(Dataset entries)
=-=-=-=-=

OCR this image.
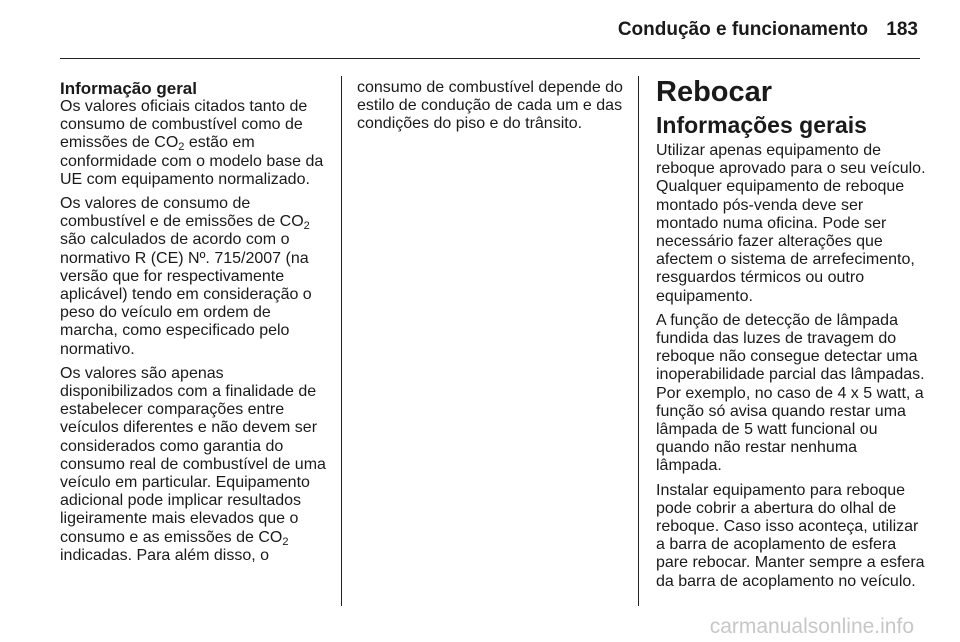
Condução e funcionamento 183
Informação geral

Os valores oficiais citados tanto de consumo de combustível como de emissões de $CO_2$ estão em conformidade com o modelo base da UE com equipamento normalizado.

Os valores de consumo de combustível e de emissões de $CO_2$ são calculados de acordo com o normativo R (CE) Nº. 715/2007 (na versão que for respectivamente aplicável) tendo em consideração o peso do veículo em ordem de marcha, como especificado pelo normativo.

Os valores são apenas disponibilizados com a finalidade de estabelecer comparações entre veículos diferentes e não devem ser considerados como garantia do consumo real de combustível de uma veículo em particular. Equipamento adicional pode implicar resultados ligeiramente mais elevados que o consumo e as emissões de $CO_2$ indicadas. Para além disso, o

consumo de combustível depende do estilo de condução de cada um e das condições do piso e do trânsito.

Rebocar
Informações gerais

Utilizar apenas equipamento de reboque aprovado para o seu veículo. Qualquer equipamento de reboque montado pós-venda deve ser montado numa oficina. Pode ser necessário fazer alterações que afectem o sistema de arrefecimento, resguardos térmicos ou outro equipamento.

A função de detecção de lâmpada fundida das luzes de travagem do reboque não consegue detectar uma inoperabilidade parcial das lâmpadas. Por exemplo, no caso de 4 x 5 watt, a função só avisa quando restar uma lâmpada de 5 watt funcional ou quando não restar nenhuma lâmpada.

Instalar equipamento para reboque pode cobrir a abertura do olhal de reboque. Caso isso aconteça, utilizar a barra de acoplamento de esfera pare rebocar. Manter sempre a esfera da barra de acoplamento no veículo.

carmanualsonline.info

=-=-=-=-=

## What to produce
In the lines above, locate the string "consumo". Copy every line where it occurs.

## The answer
Os valores oficiais citados tanto de consumo de combustível como de emissões de $CO_2$ estão em conformidade com o modelo base da UE com equipamento normalizado.
Os valores de consumo de combustível e de emissões de $CO_2$ são calculados de acordo com o normativo R (CE) Nº. 715/2007 (na versão que for respectivamente aplicável) tendo em consideração o peso do veículo em ordem de marcha, como especificado pelo normativo.
Os valores são apenas disponibilizados com a finalidade de estabelecer comparações entre veículos diferentes e não devem ser considerados como garantia do consumo real de combustível de uma veículo em particular. Equipamento adicional pode implicar resultados ligeiramente mais elevados que o consumo e as emissões de $CO_2$ indicadas. Para além disso, o
consumo de combustível depende do estilo de condução de cada um e das condições do piso e do trânsito.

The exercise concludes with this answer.